▸ EXERCISE PROMPT
Sift the material for lines containing "content", and return them.

▸ SUPPLIED DATA
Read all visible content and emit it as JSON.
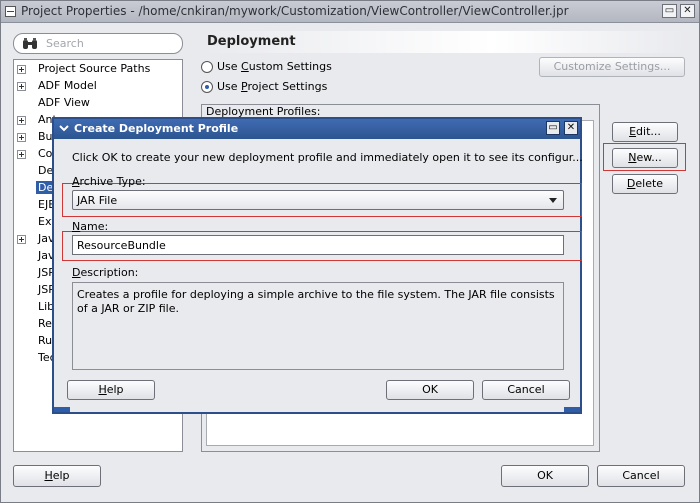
{
  "window": {
    "title": "Project Properties - /home/cnkiran/mywork/Customization/ViewController/ViewController.jpr",
    "restore_glyph": "▭",
    "close_glyph": "✕"
  },
  "search": {
    "placeholder": "Search",
    "icon": "binoculars-icon"
  },
  "tree": {
    "items": [
      {
        "label": "Project Source Paths",
        "expandable": true
      },
      {
        "label": "ADF Model",
        "expandable": true
      },
      {
        "label": "ADF View",
        "expandable": false
      },
      {
        "label": "Ant",
        "expandable": true
      },
      {
        "label": "Bus",
        "expandable": true
      },
      {
        "label": "Co",
        "expandable": true
      },
      {
        "label": "De",
        "expandable": false
      },
      {
        "label": "De",
        "expandable": false,
        "selected": true
      },
      {
        "label": "EJB",
        "expandable": false
      },
      {
        "label": "Ext",
        "expandable": false
      },
      {
        "label": "Jav",
        "expandable": true
      },
      {
        "label": "Jav",
        "expandable": false
      },
      {
        "label": "JSP",
        "expandable": false
      },
      {
        "label": "JSP",
        "expandable": false
      },
      {
        "label": "Libi",
        "expandable": false
      },
      {
        "label": "Res",
        "expandable": false
      },
      {
        "label": "Ru",
        "expandable": false
      },
      {
        "label": "Tec",
        "expandable": false
      }
    ]
  },
  "deployment": {
    "title": "Deployment",
    "use_custom_settings": {
      "pre": "Use ",
      "mnemonic": "C",
      "post": "ustom Settings"
    },
    "use_project_settings": {
      "pre": "Use ",
      "mnemonic": "P",
      "post": "roject Settings"
    },
    "selected_setting": "project",
    "customize_button": "Customize Settings...",
    "profiles_label": "Deployment Profiles:",
    "edit_button": {
      "mnemonic": "E",
      "post": "dit..."
    },
    "new_button": {
      "mnemonic": "N",
      "post": "ew..."
    },
    "delete_button": {
      "mnemonic": "D",
      "post": "elete"
    }
  },
  "dialog": {
    "title": "Create Deployment Profile",
    "description": "Click OK to create your new deployment profile and immediately open it to see its configur...",
    "archive_type_label": {
      "pre": "",
      "mnemonic": "A",
      "post": "rchive Type:"
    },
    "archive_type_value": "JAR File",
    "name_label": {
      "mnemonic": "N",
      "post": "ame:"
    },
    "name_value": "ResourceBundle",
    "description_label": {
      "pre": "",
      "mnemonic": "D",
      "post": "escription:"
    },
    "description_text": "Creates a profile for deploying a simple archive to the file system. The JAR file consists of a JAR or ZIP file.",
    "help_button": {
      "mnemonic": "H",
      "post": "elp"
    },
    "ok_button": "OK",
    "cancel_button": "Cancel",
    "restore_glyph": "▭",
    "close_glyph": "✕"
  },
  "footer": {
    "help_button": {
      "mnemonic": "H",
      "post": "elp"
    },
    "ok_button": "OK",
    "cancel_button": "Cancel"
  },
  "colors": {
    "selection": "#2f5da8",
    "highlight_box": "#d03838",
    "dialog_titlebar": "#2c558f"
  }
}
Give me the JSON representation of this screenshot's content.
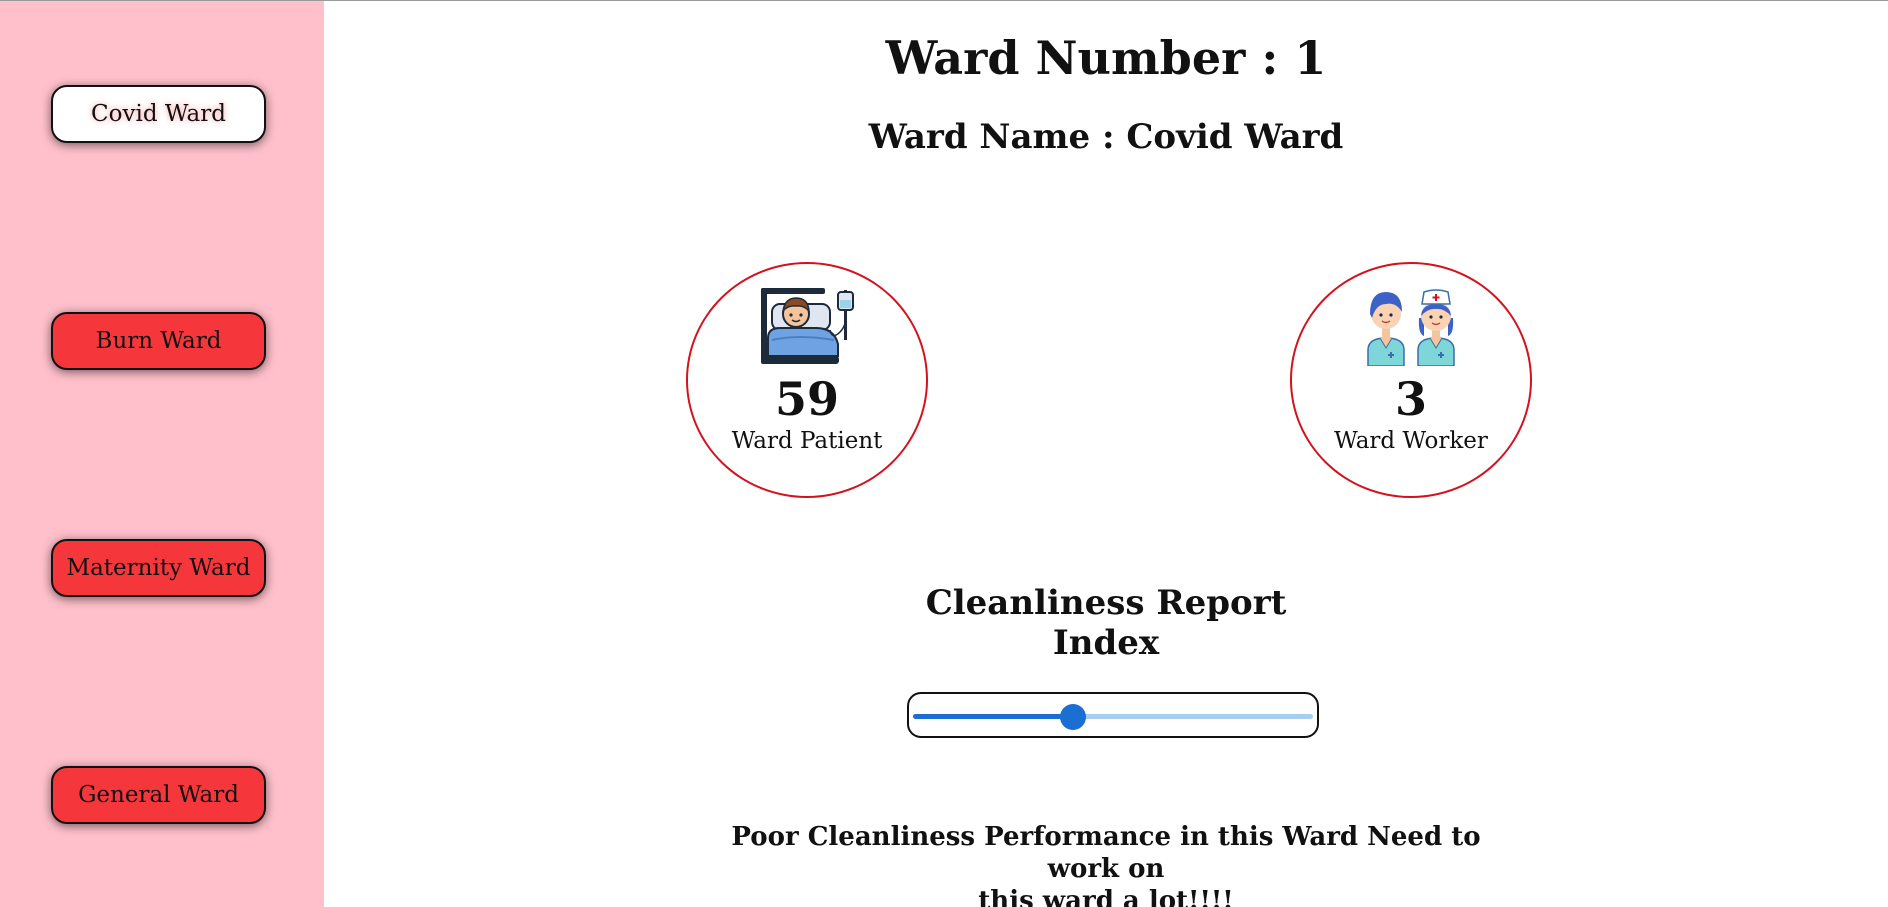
{
  "sidebar": {
    "items": [
      {
        "label": "Covid Ward",
        "active": true
      },
      {
        "label": "Burn Ward",
        "active": false
      },
      {
        "label": "Maternity Ward",
        "active": false
      },
      {
        "label": "General Ward",
        "active": false
      }
    ]
  },
  "header": {
    "title": "Ward Number : 1",
    "subtitle": "Ward Name : Covid Ward"
  },
  "stats": {
    "patient": {
      "value": "59",
      "label": "Ward Patient",
      "icon": "patient-in-bed-icon"
    },
    "worker": {
      "value": "3",
      "label": "Ward Worker",
      "icon": "medical-workers-icon"
    }
  },
  "cleanliness": {
    "title_line1": "Cleanliness Report",
    "title_line2": "Index",
    "slider_fraction": 0.4,
    "message_line1": "Poor Cleanliness Performance in this Ward Need to work on",
    "message_line2": "this ward a lot!!!!"
  },
  "colors": {
    "sidebar_bg": "#ffc0cb",
    "button_red": "#f5363b",
    "circle_border": "#d4121d",
    "slider_blue": "#1b6fd2"
  }
}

▸ TASK ANSWER
Read all visible content and emit it as JSON.
Give me the JSON representation of this screenshot's content.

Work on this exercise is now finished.